▼

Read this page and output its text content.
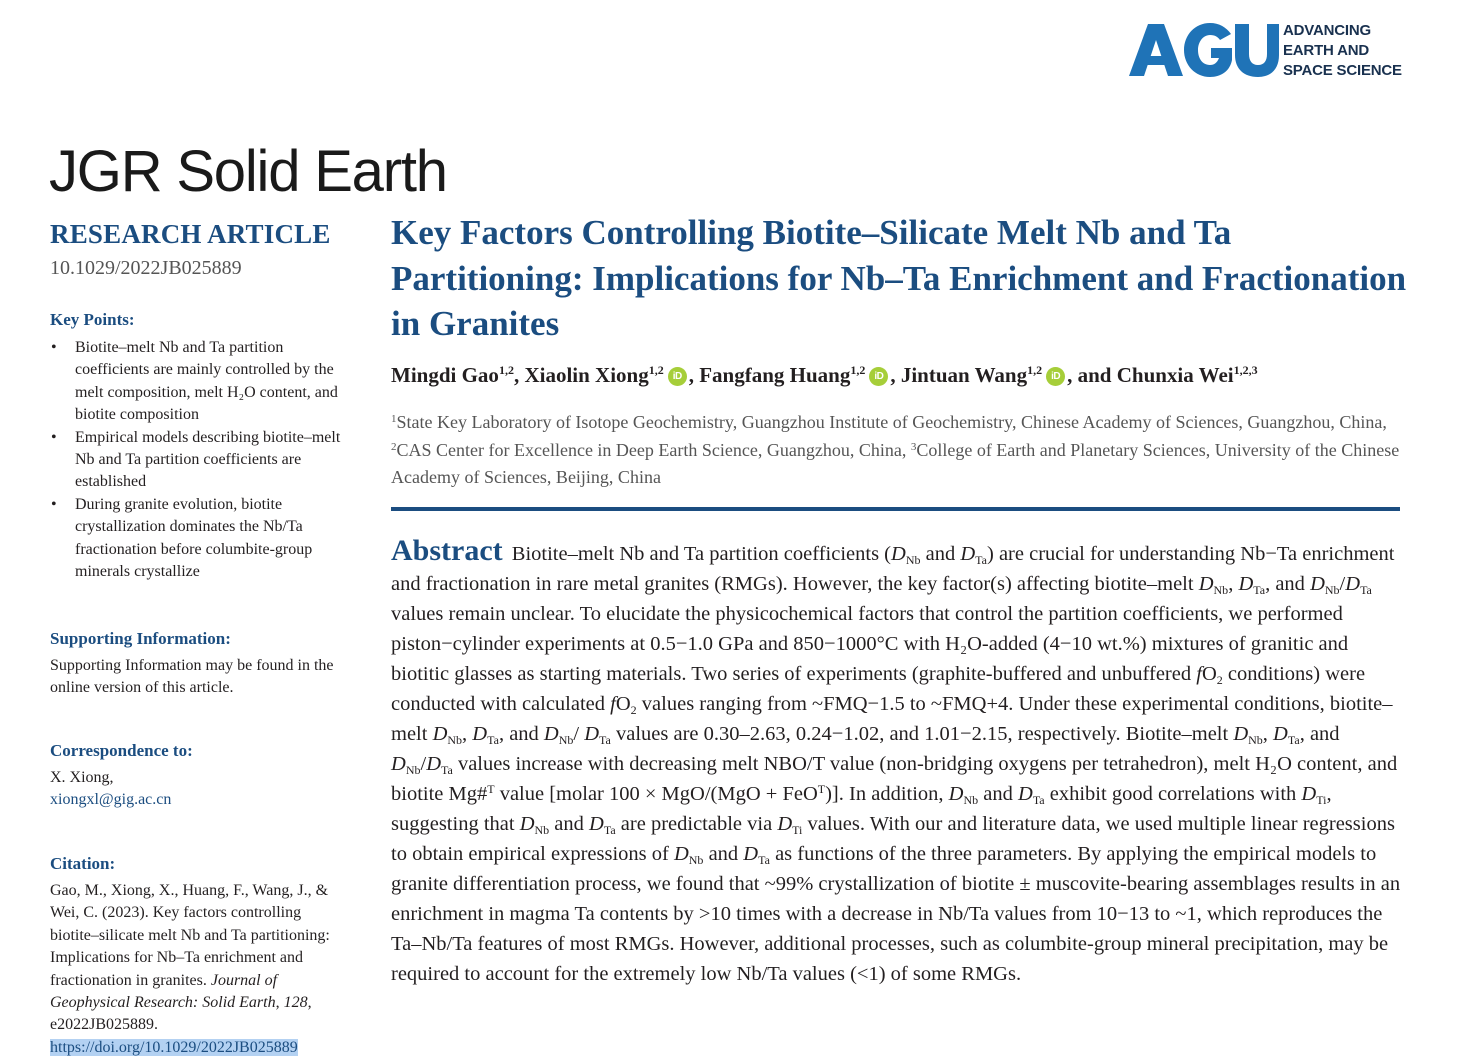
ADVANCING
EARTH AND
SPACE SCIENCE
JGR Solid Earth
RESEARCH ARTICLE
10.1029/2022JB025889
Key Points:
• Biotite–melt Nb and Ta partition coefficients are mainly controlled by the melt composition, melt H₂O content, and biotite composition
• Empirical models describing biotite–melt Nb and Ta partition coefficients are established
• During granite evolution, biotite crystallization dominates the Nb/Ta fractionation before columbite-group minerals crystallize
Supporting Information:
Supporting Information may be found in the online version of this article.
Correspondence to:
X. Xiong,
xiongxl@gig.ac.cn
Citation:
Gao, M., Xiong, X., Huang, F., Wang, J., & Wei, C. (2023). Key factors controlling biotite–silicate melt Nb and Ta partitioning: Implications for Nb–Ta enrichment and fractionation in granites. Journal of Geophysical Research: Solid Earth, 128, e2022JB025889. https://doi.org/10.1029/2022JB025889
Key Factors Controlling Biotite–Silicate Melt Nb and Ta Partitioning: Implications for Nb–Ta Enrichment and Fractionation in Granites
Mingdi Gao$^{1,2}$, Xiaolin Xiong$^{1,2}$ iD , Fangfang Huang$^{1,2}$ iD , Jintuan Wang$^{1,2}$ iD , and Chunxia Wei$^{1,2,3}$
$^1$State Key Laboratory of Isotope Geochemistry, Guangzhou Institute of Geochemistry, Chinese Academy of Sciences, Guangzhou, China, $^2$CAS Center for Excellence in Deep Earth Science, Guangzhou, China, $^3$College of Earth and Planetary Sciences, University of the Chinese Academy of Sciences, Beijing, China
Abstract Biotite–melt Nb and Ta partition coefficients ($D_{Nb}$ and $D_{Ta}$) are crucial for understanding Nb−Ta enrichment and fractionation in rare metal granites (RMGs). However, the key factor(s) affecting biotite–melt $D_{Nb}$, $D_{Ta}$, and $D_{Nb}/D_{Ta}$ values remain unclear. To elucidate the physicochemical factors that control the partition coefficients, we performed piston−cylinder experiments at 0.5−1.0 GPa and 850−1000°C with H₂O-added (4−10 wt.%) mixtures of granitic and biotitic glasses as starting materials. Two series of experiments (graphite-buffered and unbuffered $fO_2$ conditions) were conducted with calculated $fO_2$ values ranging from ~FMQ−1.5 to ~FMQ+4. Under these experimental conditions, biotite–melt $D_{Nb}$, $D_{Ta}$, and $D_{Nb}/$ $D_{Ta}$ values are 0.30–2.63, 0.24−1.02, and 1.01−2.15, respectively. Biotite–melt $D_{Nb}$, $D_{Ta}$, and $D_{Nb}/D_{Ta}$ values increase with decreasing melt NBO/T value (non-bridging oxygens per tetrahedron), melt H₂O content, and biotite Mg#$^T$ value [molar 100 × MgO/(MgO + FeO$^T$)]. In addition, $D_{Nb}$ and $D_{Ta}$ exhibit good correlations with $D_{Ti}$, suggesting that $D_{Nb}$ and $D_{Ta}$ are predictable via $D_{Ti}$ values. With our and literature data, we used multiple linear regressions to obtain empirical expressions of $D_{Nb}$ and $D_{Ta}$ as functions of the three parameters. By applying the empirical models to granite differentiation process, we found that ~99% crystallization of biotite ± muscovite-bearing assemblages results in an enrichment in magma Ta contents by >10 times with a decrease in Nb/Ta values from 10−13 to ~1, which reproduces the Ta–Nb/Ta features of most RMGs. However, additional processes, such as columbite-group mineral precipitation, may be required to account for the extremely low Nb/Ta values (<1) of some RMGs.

▲
▼

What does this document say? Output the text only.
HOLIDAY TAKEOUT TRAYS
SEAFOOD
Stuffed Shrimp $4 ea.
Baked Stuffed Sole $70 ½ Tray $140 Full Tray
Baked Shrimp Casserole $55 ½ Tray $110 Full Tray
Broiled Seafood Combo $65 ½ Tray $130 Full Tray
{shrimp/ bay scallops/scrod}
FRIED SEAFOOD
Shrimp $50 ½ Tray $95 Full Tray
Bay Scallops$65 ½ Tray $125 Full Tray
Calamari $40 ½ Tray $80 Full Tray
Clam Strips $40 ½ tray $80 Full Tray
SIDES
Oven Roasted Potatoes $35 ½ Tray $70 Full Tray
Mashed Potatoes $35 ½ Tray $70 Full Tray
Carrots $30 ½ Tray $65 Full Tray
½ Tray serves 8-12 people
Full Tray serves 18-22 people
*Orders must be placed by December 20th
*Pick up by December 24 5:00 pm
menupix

▲

Work instructions
Copy each line containing the word "Stuffed" from the data.

Exercise response
Stuffed Shrimp $4 ea.
Baked Stuffed Sole $70 ½ Tray $140 Full Tray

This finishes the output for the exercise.